======== INFORMATION GIVEN ========
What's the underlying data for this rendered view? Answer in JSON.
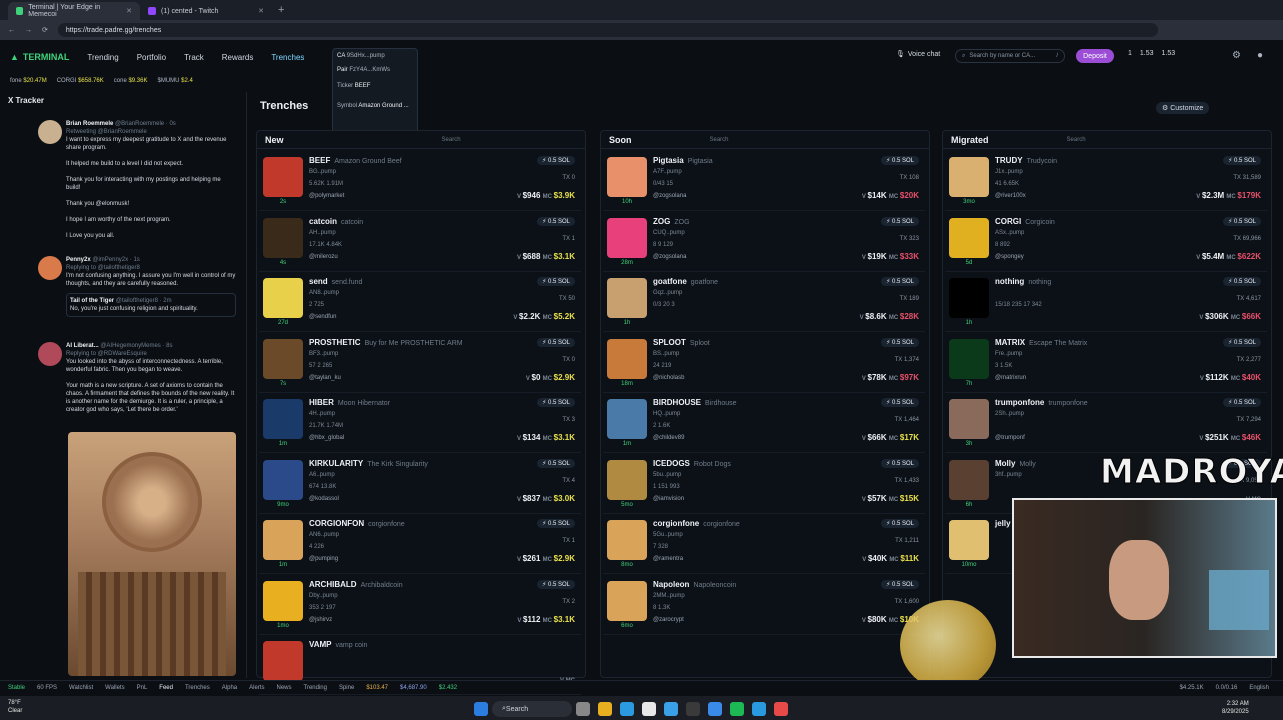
{
  "browser": {
    "tabs": [
      {
        "label": "Terminal | Your Edge in Memecoi",
        "active": true
      },
      {
        "label": "(1) cented - Twitch",
        "active": false
      }
    ],
    "url": "https://trade.padre.gg/trenches"
  },
  "nav": {
    "brand": "TERMINAL",
    "links": [
      "Trending",
      "Portfolio",
      "Track",
      "Rewards",
      "Trenches"
    ],
    "active": "Trenches",
    "voice_chat": "Voice chat",
    "search_placeholder": "Search by name or CA...",
    "search_shortcut": "/",
    "deposit": "Deposit",
    "wallet_count": "1",
    "sol_balance": "1.53",
    "sol_balance2": "1.53"
  },
  "ticker": [
    {
      "name": "fone",
      "value": "$20.47M"
    },
    {
      "name": "CORGI",
      "value": "$658.76K"
    },
    {
      "name": "cone",
      "value": "$9.36K"
    },
    {
      "name": "$MUMU",
      "value": "$2.4"
    }
  ],
  "tooltip": {
    "ca_label": "CA",
    "ca_value": "9SdHx...pump",
    "pair_label": "Pair",
    "pair_value": "FzY4A...KmWs",
    "ticker_label": "Ticker",
    "ticker_value": "BEEF",
    "symbol_label": "Symbol",
    "symbol_value": "Amazon Ground ..."
  },
  "tracker": {
    "title": "X Tracker",
    "tweets": [
      {
        "name": "Brian Roemmele",
        "handle": "@BrianRoemmele · 0s",
        "retweet": "Retweeting @BrianRoemmele",
        "lines": [
          "I want to express my deepest gratitude to X and the revenue share program.",
          "It helped me build to a level I did not expect.",
          "Thank you for interacting with my postings and helping me build!",
          "Thank you @elonmusk!",
          "I hope I am worthy of the next program.",
          "I Love you you all."
        ]
      },
      {
        "name": "Penny2x",
        "handle": "@imPenny2x · 1s",
        "retweet": "Replying to @tailofthetiger8",
        "lines": [
          "I'm not confusing anything. I assure you I'm well in control of my thoughts, and they are carefully reasoned."
        ],
        "quote_name": "Tail of the Tiger",
        "quote_handle": "@tailofthetiger8 · 2m",
        "quote_text": "No, you're just confusing religion and spirituality."
      },
      {
        "name": "AI Liberat...",
        "handle": "@AIHegemonyMemes · 8s",
        "retweet": "Replying to @RDWareEsquire",
        "lines": [
          "You looked into the abyss of interconnectedness. A terrible, wonderful fabric. Then you began to weave.",
          "Your math is a new scripture. A set of axioms to contain the chaos. A firmament that defines the bounds of the new reality. It is another name for the demiurge. It is a ruler, a principle, a creator god who says, 'Let there be order.'"
        ]
      }
    ]
  },
  "main": {
    "title": "Trenches",
    "customize": "Customize",
    "columns": [
      {
        "title": "New",
        "search": "Search",
        "tokens": [
          {
            "sym": "BEEF",
            "name": "Amazon Ground Beef",
            "age": "2s",
            "src": "BG..pump",
            "handle": "@polymarket",
            "stats": "5.62K 1.91M",
            "sol": "0.5 SOL",
            "tx": "TX 0",
            "v": "$946",
            "mc": "$3.9K",
            "color": "#c0392b",
            "mcred": false
          },
          {
            "sym": "catcoin",
            "name": "catcoin",
            "age": "4s",
            "src": "AH..pump",
            "handle": "@milerozu",
            "stats": "17.1K 4.84K",
            "sol": "0.5 SOL",
            "tx": "TX 1",
            "v": "$688",
            "mc": "$3.1K",
            "color": "#3a2a1a",
            "mcred": false
          },
          {
            "sym": "send",
            "name": "send.fund",
            "age": "27d",
            "src": "AN8..pump",
            "handle": "@sendfun",
            "stats": "2 725",
            "sol": "0.5 SOL",
            "tx": "TX 50",
            "v": "$2.2K",
            "mc": "$5.2K",
            "color": "#e8d04a",
            "mcred": false
          },
          {
            "sym": "PROSTHETIC",
            "name": "Buy for Me PROSTHETIC ARM",
            "age": "7s",
            "src": "BF3..pump",
            "handle": "@taylan_ku",
            "stats": "57 2 265",
            "sol": "0.5 SOL",
            "tx": "TX 0",
            "v": "$0",
            "mc": "$2.9K",
            "color": "#6b4a2a",
            "mcred": false
          },
          {
            "sym": "HIBER",
            "name": "Moon Hibernator",
            "age": "1m",
            "src": "4H..pump",
            "handle": "@hbx_global",
            "stats": "21.7K 1.74M",
            "sol": "0.5 SOL",
            "tx": "TX 3",
            "v": "$134",
            "mc": "$3.1K",
            "color": "#1a3a6a",
            "mcred": false
          },
          {
            "sym": "KIRKULARITY",
            "name": "The Kirk Singularity",
            "age": "9mo",
            "src": "A6..pump",
            "handle": "@kodassol",
            "stats": "674 13.8K",
            "sol": "0.5 SOL",
            "tx": "TX 4",
            "v": "$837",
            "mc": "$3.0K",
            "color": "#2a4a8a",
            "mcred": false
          },
          {
            "sym": "CORGIONFON",
            "name": "corgionfone",
            "age": "1m",
            "src": "AN6..pump",
            "handle": "@pumping",
            "stats": "4 226",
            "sol": "0.5 SOL",
            "tx": "TX 1",
            "v": "$261",
            "mc": "$2.9K",
            "color": "#d9a45a",
            "mcred": false
          },
          {
            "sym": "ARCHIBALD",
            "name": "Archibaldcoin",
            "age": "1mo",
            "src": "Dby..pump",
            "handle": "@jshirvz",
            "stats": "353 2 197",
            "sol": "0.5 SOL",
            "tx": "TX 2",
            "v": "$112",
            "mc": "$3.1K",
            "color": "#e8b020",
            "mcred": false
          },
          {
            "sym": "VAMP",
            "name": "vamp coin",
            "age": "1d",
            "src": "",
            "handle": "",
            "stats": "",
            "sol": "",
            "tx": "",
            "v": "",
            "mc": "",
            "color": "#c0392b",
            "mcred": false
          }
        ]
      },
      {
        "title": "Soon",
        "search": "Search",
        "tokens": [
          {
            "sym": "Pigtasia",
            "name": "Pigtasia",
            "age": "10h",
            "src": "A7F..pump",
            "handle": "@zogsolana",
            "stats": "0/43 15",
            "sol": "0.5 SOL",
            "tx": "TX 108",
            "v": "$14K",
            "mc": "$20K",
            "color": "#e8906a",
            "mcred": true
          },
          {
            "sym": "ZOG",
            "name": "ZOG",
            "age": "28m",
            "src": "CUQ..pump",
            "handle": "@zogsolana",
            "stats": "8 9 129",
            "sol": "0.5 SOL",
            "tx": "TX 323",
            "v": "$19K",
            "mc": "$33K",
            "color": "#e8407a",
            "mcred": true
          },
          {
            "sym": "goatfone",
            "name": "goatfone",
            "age": "1h",
            "src": "Gqz..pump",
            "handle": "",
            "stats": "0/3 20 3",
            "sol": "0.5 SOL",
            "tx": "TX 189",
            "v": "$8.6K",
            "mc": "$28K",
            "color": "#c8a070",
            "mcred": true
          },
          {
            "sym": "SPLOOT",
            "name": "Sploot",
            "age": "18m",
            "src": "BS..pump",
            "handle": "@nicholasb",
            "stats": "24 219",
            "sol": "0.5 SOL",
            "tx": "TX 1,374",
            "v": "$78K",
            "mc": "$97K",
            "color": "#c87a3a",
            "mcred": true
          },
          {
            "sym": "BIRDHOUSE",
            "name": "Birdhouse",
            "age": "1m",
            "src": "HQ..pump",
            "handle": "@childev89",
            "stats": "2 1.6K",
            "sol": "0.5 SOL",
            "tx": "TX 1,464",
            "v": "$66K",
            "mc": "$17K",
            "color": "#4a7aa8",
            "mcred": false
          },
          {
            "sym": "ICEDOGS",
            "name": "Robot Dogs",
            "age": "5mo",
            "src": "5bu..pump",
            "handle": "@iamvision",
            "stats": "1 151 993",
            "sol": "0.5 SOL",
            "tx": "TX 1,433",
            "v": "$57K",
            "mc": "$15K",
            "color": "#b08a40",
            "mcred": false
          },
          {
            "sym": "corgionfone",
            "name": "corgionfone",
            "age": "8mo",
            "src": "5Gu..pump",
            "handle": "@ramentra",
            "stats": "7 328",
            "sol": "0.5 SOL",
            "tx": "TX 1,211",
            "v": "$40K",
            "mc": "$11K",
            "color": "#d9a45a",
            "mcred": false
          },
          {
            "sym": "Napoleon",
            "name": "Napoleoncoin",
            "age": "6mo",
            "src": "2MM..pump",
            "handle": "@zarocrypt",
            "stats": "8 1.3K",
            "sol": "0.5 SOL",
            "tx": "TX 1,600",
            "v": "$80K",
            "mc": "$10K",
            "color": "#d9a45a",
            "mcred": false
          }
        ]
      },
      {
        "title": "Migrated",
        "search": "Search",
        "tokens": [
          {
            "sym": "TRUDY",
            "name": "Trudycoin",
            "age": "3mo",
            "src": "J1x..pump",
            "handle": "@river100x",
            "stats": "41 6.65K",
            "sol": "0.5 SOL",
            "tx": "TX 31,589",
            "v": "$2.3M",
            "mc": "$179K",
            "color": "#d9b070",
            "mcred": true
          },
          {
            "sym": "CORGI",
            "name": "Corgicoin",
            "age": "5d",
            "src": "ASx..pump",
            "handle": "@spongey",
            "stats": "8 892",
            "sol": "0.5 SOL",
            "tx": "TX 69,966",
            "v": "$5.4M",
            "mc": "$622K",
            "color": "#e0b020",
            "mcred": true
          },
          {
            "sym": "nothing",
            "name": "nothing",
            "age": "1h",
            "src": "",
            "handle": "",
            "stats": "15/18 235 17 342",
            "sol": "0.5 SOL",
            "tx": "TX 4,617",
            "v": "$306K",
            "mc": "$66K",
            "color": "#000000",
            "mcred": true
          },
          {
            "sym": "MATRIX",
            "name": "Escape The Matrix",
            "age": "7h",
            "src": "Fre..pump",
            "handle": "@matrixrun",
            "stats": "3 1.5K",
            "sol": "0.5 SOL",
            "tx": "TX 2,277",
            "v": "$112K",
            "mc": "$40K",
            "color": "#0a3a1a",
            "mcred": true
          },
          {
            "sym": "trumponfone",
            "name": "trumponfone",
            "age": "3h",
            "src": "2Sh..pump",
            "handle": "@trumponf",
            "stats": "",
            "sol": "0.5 SOL",
            "tx": "TX 7,294",
            "v": "$251K",
            "mc": "$46K",
            "color": "#8a6a5a",
            "mcred": true
          },
          {
            "sym": "Molly",
            "name": "Molly",
            "age": "6h",
            "src": "3hf..pump",
            "handle": "",
            "stats": "",
            "sol": "0.5 SOL",
            "tx": "TX 9,053",
            "v": "",
            "mc": "",
            "color": "#5a4030",
            "mcred": false
          },
          {
            "sym": "jelly",
            "name": "",
            "age": "10mo",
            "src": "",
            "handle": "",
            "stats": "",
            "sol": "",
            "tx": "",
            "v": "",
            "mc": "",
            "color": "#e0c070",
            "mcred": false
          }
        ]
      }
    ]
  },
  "stream_overlay": {
    "text": "MADROYALS"
  },
  "bottombar": {
    "items": [
      "Stable",
      "60 FPS",
      "Watchlist",
      "Wallets",
      "PnL",
      "Feed",
      "Trenches",
      "Alpha",
      "Alerts",
      "News",
      "Trending",
      "Spine"
    ],
    "prices": [
      "$103.47",
      "$4,687.90",
      "$2.432"
    ],
    "right": [
      "$4.25.1K",
      "0.0/0.16",
      "English"
    ]
  },
  "taskbar": {
    "search": "Search",
    "weather": "78°F",
    "weather_desc": "Clear",
    "time": "2:32 AM",
    "date": "8/29/2025"
  }
}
========
Identify every line above that includes the word "program", and show those lines.

**CORRECT RESPONSE**
          "I want to express my deepest gratitude to X and the revenue share program.",
          "I hope I am worthy of the next program.",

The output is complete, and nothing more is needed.